Tally up how many lines in the listing below contain the string "glass", and give only the total.

> Supplied data
* start *

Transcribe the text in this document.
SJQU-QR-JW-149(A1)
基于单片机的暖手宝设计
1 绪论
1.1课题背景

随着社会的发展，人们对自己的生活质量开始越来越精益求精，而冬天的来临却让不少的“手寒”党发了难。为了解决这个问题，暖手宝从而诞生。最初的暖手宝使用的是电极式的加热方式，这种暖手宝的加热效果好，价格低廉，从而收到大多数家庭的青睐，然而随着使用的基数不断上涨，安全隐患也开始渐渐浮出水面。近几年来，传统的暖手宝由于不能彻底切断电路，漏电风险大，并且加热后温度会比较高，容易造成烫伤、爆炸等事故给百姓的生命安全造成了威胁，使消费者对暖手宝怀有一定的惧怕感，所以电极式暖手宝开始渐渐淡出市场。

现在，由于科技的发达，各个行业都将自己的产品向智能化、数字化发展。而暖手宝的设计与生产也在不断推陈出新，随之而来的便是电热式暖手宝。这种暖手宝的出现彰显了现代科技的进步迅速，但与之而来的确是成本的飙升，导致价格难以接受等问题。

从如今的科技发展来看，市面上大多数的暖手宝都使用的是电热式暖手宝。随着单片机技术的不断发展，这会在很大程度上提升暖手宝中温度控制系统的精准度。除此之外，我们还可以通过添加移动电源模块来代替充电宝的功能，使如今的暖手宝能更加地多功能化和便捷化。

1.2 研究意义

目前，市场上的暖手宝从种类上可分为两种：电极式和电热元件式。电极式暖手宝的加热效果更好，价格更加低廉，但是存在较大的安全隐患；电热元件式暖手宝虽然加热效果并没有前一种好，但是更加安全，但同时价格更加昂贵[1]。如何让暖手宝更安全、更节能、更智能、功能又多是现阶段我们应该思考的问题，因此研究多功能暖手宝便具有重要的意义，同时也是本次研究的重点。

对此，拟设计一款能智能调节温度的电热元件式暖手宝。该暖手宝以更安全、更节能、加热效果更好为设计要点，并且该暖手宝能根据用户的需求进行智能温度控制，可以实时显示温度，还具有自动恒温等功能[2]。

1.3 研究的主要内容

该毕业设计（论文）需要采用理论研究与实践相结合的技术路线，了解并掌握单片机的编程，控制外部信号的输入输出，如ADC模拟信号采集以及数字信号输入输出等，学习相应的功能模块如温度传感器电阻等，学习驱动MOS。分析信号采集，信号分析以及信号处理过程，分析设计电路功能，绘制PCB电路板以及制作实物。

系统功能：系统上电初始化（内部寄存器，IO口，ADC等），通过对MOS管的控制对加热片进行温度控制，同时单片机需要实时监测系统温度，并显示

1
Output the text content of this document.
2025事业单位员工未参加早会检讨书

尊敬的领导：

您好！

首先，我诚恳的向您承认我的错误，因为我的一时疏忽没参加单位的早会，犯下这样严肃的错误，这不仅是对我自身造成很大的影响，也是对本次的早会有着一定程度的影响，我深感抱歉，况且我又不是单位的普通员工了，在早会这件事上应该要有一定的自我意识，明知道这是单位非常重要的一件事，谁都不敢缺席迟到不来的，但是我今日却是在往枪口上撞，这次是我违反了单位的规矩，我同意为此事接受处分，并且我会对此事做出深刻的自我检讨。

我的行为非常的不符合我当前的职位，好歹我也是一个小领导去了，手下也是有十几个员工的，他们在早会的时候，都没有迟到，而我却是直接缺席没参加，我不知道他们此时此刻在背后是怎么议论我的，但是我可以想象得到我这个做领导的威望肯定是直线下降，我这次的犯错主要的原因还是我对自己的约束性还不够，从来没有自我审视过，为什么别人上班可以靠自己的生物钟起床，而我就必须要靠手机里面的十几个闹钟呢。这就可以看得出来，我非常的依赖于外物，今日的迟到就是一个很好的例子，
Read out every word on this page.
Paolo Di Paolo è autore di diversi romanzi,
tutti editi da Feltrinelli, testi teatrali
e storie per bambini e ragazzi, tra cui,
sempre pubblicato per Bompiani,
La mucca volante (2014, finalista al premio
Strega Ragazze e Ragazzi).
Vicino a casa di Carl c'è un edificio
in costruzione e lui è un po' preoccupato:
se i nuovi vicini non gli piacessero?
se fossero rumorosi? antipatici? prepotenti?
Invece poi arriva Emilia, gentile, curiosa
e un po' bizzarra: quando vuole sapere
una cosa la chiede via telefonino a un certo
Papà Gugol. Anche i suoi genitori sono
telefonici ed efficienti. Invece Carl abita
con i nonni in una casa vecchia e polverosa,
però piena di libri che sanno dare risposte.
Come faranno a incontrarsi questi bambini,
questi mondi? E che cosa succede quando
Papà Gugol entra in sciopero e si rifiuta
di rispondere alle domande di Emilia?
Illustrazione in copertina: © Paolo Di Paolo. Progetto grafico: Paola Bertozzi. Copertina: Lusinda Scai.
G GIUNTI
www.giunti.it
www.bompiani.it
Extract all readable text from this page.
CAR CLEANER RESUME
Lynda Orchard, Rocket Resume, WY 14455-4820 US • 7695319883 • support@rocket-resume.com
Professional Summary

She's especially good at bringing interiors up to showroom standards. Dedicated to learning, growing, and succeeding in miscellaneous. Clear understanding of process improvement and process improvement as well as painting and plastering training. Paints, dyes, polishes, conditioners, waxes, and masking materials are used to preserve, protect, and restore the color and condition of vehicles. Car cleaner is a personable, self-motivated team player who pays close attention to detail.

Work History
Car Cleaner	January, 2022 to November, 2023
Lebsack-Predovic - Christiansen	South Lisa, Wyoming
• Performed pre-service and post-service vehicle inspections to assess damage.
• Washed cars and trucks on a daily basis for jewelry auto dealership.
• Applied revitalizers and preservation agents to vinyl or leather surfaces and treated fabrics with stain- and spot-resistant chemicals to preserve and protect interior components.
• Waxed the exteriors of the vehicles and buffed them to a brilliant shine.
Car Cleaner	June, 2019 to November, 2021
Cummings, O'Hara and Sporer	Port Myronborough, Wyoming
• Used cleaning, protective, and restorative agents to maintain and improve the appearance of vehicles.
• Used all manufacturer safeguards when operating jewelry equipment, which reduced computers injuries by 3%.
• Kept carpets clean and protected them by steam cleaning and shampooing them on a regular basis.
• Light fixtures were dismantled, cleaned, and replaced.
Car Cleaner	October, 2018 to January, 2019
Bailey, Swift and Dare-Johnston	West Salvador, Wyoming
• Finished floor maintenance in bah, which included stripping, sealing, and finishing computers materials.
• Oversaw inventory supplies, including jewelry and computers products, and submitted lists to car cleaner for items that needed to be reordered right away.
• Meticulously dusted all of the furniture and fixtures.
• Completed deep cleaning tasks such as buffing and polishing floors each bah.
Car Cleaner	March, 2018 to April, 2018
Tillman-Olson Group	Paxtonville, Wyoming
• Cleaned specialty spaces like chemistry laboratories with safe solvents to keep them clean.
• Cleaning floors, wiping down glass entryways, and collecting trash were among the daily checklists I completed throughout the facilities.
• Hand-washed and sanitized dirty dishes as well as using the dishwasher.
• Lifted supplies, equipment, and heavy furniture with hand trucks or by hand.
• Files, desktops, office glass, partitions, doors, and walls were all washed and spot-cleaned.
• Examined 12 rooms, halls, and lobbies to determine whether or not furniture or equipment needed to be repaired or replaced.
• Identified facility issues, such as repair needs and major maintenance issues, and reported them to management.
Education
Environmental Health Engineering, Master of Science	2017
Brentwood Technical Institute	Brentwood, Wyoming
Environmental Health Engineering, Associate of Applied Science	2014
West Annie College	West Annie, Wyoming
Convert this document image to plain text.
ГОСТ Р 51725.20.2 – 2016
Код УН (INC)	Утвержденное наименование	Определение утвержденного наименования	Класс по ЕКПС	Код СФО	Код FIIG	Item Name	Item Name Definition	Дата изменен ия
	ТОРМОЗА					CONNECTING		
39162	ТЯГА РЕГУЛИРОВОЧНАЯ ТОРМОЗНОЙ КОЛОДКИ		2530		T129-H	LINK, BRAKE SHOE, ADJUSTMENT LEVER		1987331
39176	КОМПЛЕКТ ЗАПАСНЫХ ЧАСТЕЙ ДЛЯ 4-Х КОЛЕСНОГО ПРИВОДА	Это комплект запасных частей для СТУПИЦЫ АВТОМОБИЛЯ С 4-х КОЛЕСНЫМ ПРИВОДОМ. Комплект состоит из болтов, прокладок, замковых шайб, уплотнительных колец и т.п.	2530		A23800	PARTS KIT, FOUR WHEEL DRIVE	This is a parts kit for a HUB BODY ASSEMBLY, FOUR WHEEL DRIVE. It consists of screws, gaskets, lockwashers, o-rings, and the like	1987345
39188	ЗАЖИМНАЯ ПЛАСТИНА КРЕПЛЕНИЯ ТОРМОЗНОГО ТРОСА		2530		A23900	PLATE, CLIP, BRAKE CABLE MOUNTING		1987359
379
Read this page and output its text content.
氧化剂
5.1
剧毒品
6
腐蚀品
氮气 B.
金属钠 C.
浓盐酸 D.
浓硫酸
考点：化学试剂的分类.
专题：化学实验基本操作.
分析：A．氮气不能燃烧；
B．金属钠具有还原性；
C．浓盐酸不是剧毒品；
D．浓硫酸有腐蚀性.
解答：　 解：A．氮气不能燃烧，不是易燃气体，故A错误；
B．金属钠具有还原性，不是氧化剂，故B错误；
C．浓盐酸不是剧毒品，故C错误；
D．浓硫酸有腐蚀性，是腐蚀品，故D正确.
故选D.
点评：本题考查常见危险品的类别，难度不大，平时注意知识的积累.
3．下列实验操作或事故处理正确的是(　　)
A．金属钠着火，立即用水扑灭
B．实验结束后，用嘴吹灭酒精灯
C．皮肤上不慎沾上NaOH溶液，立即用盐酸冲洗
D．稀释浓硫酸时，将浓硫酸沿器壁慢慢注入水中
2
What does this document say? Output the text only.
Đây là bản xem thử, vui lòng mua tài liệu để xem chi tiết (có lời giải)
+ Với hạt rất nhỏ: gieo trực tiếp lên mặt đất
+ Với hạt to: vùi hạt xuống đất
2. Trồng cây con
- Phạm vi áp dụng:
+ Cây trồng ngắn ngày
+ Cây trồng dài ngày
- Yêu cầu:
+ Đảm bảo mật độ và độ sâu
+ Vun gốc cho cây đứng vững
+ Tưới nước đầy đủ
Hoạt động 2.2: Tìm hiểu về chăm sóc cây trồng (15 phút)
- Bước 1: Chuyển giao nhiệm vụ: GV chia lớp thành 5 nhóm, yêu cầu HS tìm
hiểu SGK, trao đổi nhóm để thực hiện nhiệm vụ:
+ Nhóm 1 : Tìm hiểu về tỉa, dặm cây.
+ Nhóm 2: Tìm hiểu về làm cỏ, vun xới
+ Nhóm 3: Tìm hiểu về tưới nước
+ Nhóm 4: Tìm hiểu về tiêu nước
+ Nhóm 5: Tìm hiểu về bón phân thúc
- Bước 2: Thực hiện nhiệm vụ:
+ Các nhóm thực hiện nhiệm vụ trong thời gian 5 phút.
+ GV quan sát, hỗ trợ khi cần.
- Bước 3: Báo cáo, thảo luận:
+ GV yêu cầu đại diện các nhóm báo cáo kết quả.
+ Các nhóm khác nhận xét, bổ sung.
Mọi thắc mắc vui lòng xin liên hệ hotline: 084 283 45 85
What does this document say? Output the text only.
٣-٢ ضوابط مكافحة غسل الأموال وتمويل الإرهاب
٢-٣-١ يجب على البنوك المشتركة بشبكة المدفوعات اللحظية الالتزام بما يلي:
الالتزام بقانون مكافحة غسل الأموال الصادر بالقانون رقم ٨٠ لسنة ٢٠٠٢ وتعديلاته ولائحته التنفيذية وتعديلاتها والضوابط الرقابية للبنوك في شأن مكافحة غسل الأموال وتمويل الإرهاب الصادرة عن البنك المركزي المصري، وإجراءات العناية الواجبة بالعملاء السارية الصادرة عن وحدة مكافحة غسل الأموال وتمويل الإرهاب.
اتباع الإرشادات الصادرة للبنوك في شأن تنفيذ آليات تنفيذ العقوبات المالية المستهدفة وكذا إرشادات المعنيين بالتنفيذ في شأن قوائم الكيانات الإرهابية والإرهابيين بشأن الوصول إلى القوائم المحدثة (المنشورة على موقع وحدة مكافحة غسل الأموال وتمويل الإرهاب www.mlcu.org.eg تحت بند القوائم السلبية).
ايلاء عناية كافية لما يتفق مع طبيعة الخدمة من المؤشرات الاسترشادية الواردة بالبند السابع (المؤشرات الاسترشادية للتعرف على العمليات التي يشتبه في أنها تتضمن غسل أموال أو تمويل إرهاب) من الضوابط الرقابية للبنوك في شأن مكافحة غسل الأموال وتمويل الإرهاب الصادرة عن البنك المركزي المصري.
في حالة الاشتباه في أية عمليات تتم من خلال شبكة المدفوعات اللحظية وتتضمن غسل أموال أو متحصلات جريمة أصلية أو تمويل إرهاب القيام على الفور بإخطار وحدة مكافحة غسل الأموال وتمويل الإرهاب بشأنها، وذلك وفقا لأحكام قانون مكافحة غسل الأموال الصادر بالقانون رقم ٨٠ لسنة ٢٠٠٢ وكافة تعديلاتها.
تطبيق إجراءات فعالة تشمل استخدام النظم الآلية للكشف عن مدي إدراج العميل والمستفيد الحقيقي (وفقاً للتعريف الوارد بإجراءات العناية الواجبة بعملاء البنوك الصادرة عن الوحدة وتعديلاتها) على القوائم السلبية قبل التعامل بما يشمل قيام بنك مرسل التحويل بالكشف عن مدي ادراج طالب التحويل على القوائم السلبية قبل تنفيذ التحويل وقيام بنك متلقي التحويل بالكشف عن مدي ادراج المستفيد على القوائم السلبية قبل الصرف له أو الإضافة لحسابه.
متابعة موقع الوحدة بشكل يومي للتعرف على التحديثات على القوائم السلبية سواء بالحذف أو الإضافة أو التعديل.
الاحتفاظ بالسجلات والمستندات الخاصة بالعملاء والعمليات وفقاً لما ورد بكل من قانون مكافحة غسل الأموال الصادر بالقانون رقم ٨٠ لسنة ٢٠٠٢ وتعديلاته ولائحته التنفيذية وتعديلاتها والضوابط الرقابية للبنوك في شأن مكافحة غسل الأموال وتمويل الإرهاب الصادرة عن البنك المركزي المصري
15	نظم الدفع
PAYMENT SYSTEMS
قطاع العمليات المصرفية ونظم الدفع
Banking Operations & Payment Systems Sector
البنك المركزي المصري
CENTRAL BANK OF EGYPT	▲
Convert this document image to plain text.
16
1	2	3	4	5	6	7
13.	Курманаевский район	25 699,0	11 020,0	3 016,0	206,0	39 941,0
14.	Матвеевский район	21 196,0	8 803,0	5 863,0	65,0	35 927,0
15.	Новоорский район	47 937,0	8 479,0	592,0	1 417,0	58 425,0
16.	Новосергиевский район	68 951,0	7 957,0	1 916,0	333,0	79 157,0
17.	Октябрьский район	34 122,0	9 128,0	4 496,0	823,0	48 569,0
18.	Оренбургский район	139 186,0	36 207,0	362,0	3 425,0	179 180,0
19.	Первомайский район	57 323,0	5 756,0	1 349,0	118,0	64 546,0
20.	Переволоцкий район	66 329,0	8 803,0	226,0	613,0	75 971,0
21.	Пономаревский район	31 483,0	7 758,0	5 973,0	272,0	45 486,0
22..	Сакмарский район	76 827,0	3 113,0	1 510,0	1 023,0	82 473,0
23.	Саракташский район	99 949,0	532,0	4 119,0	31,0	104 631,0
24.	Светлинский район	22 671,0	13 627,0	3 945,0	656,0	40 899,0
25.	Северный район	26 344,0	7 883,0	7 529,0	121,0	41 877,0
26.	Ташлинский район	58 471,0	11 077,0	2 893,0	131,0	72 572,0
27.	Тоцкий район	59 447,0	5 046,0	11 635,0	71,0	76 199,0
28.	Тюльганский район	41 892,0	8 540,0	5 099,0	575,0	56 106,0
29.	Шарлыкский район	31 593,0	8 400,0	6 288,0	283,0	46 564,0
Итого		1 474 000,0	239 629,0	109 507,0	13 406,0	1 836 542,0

* end *

> Answer to the problem
2